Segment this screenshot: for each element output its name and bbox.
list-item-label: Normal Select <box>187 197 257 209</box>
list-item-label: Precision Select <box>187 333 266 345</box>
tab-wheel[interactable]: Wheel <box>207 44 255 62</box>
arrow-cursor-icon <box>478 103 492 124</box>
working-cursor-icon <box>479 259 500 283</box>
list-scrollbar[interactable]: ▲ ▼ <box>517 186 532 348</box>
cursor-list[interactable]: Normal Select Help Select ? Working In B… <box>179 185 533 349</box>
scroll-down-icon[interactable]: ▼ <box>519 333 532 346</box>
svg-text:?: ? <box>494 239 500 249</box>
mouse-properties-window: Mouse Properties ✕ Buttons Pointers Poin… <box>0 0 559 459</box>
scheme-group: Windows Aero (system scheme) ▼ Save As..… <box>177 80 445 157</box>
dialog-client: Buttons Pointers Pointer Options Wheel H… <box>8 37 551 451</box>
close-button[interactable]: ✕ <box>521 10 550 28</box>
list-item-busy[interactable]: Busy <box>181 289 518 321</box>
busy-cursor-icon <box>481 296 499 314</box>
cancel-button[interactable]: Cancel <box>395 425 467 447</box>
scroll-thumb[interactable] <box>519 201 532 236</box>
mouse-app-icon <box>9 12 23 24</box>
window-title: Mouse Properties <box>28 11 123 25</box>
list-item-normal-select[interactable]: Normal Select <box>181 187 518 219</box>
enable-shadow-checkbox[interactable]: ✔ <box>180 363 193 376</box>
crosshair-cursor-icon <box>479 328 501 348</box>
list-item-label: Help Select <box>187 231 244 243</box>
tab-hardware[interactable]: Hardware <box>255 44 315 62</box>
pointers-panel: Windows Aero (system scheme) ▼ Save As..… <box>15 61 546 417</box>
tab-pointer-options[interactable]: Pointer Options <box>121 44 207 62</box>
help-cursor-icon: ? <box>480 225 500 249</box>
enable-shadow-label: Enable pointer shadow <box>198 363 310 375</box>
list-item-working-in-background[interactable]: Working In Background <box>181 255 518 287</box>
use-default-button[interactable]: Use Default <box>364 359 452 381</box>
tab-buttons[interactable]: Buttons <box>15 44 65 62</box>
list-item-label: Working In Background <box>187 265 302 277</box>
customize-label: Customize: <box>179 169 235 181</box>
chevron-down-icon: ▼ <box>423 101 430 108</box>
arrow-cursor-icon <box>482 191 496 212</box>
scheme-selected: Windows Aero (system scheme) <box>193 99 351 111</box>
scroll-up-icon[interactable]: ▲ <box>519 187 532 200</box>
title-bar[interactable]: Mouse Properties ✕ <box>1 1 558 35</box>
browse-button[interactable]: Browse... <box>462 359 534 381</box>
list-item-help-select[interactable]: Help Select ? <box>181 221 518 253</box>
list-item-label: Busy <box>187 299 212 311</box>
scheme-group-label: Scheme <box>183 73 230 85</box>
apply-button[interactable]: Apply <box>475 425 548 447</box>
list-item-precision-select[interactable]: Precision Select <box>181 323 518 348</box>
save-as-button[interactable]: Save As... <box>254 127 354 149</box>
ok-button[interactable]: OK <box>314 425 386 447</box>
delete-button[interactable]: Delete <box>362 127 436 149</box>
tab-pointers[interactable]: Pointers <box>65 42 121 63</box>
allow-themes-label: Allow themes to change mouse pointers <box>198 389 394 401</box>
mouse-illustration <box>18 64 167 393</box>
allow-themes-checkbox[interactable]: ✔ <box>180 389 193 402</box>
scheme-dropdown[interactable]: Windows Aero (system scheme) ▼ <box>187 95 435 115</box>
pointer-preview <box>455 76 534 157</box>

--- --- ---

#### Your goal
Change every "Mouse Properties" in the rows above to "Pointer Settings", and write the rows out again with nothing else altered.

#### Response below
Segment this screenshot: for each element output its name and bbox.
list-item-label: Normal Select <box>187 197 257 209</box>
list-item-label: Precision Select <box>187 333 266 345</box>
tab-wheel[interactable]: Wheel <box>207 44 255 62</box>
arrow-cursor-icon <box>478 103 492 124</box>
working-cursor-icon <box>479 259 500 283</box>
list-scrollbar[interactable]: ▲ ▼ <box>517 186 532 348</box>
cursor-list[interactable]: Normal Select Help Select ? Working In B… <box>179 185 533 349</box>
scroll-down-icon[interactable]: ▼ <box>519 333 532 346</box>
svg-text:?: ? <box>494 239 500 249</box>
mouse-properties-window: Pointer Settings ✕ Buttons Pointers Poin… <box>0 0 559 459</box>
scheme-group: Windows Aero (system scheme) ▼ Save As..… <box>177 80 445 157</box>
dialog-client: Buttons Pointers Pointer Options Wheel H… <box>8 37 551 451</box>
close-button[interactable]: ✕ <box>521 10 550 28</box>
list-item-busy[interactable]: Busy <box>181 289 518 321</box>
busy-cursor-icon <box>481 296 499 314</box>
cancel-button[interactable]: Cancel <box>395 425 467 447</box>
scroll-thumb[interactable] <box>519 201 532 236</box>
mouse-app-icon <box>9 12 23 24</box>
window-title: Pointer Settings <box>28 11 123 25</box>
list-item-normal-select[interactable]: Normal Select <box>181 187 518 219</box>
enable-shadow-checkbox[interactable]: ✔ <box>180 363 193 376</box>
crosshair-cursor-icon <box>479 328 501 348</box>
list-item-label: Help Select <box>187 231 244 243</box>
tab-hardware[interactable]: Hardware <box>255 44 315 62</box>
pointers-panel: Windows Aero (system scheme) ▼ Save As..… <box>15 61 546 417</box>
tab-pointer-options[interactable]: Pointer Options <box>121 44 207 62</box>
help-cursor-icon: ? <box>480 225 500 249</box>
enable-shadow-label: Enable pointer shadow <box>198 363 310 375</box>
list-item-working-in-background[interactable]: Working In Background <box>181 255 518 287</box>
use-default-button[interactable]: Use Default <box>364 359 452 381</box>
tab-buttons[interactable]: Buttons <box>15 44 65 62</box>
list-item-label: Working In Background <box>187 265 302 277</box>
customize-label: Customize: <box>179 169 235 181</box>
chevron-down-icon: ▼ <box>423 101 430 108</box>
arrow-cursor-icon <box>482 191 496 212</box>
scheme-selected: Windows Aero (system scheme) <box>193 99 351 111</box>
scroll-up-icon[interactable]: ▲ <box>519 187 532 200</box>
title-bar[interactable]: Pointer Settings ✕ <box>1 1 558 35</box>
browse-button[interactable]: Browse... <box>462 359 534 381</box>
list-item-help-select[interactable]: Help Select ? <box>181 221 518 253</box>
list-item-label: Busy <box>187 299 212 311</box>
scheme-group-label: Scheme <box>183 73 230 85</box>
apply-button[interactable]: Apply <box>475 425 548 447</box>
list-item-precision-select[interactable]: Precision Select <box>181 323 518 348</box>
save-as-button[interactable]: Save As... <box>254 127 354 149</box>
ok-button[interactable]: OK <box>314 425 386 447</box>
delete-button[interactable]: Delete <box>362 127 436 149</box>
tab-pointers[interactable]: Pointers <box>65 42 121 63</box>
allow-themes-label: Allow themes to change mouse pointers <box>198 389 394 401</box>
mouse-illustration <box>18 64 167 393</box>
allow-themes-checkbox[interactable]: ✔ <box>180 389 193 402</box>
scheme-dropdown[interactable]: Windows Aero (system scheme) ▼ <box>187 95 435 115</box>
pointer-preview <box>455 76 534 157</box>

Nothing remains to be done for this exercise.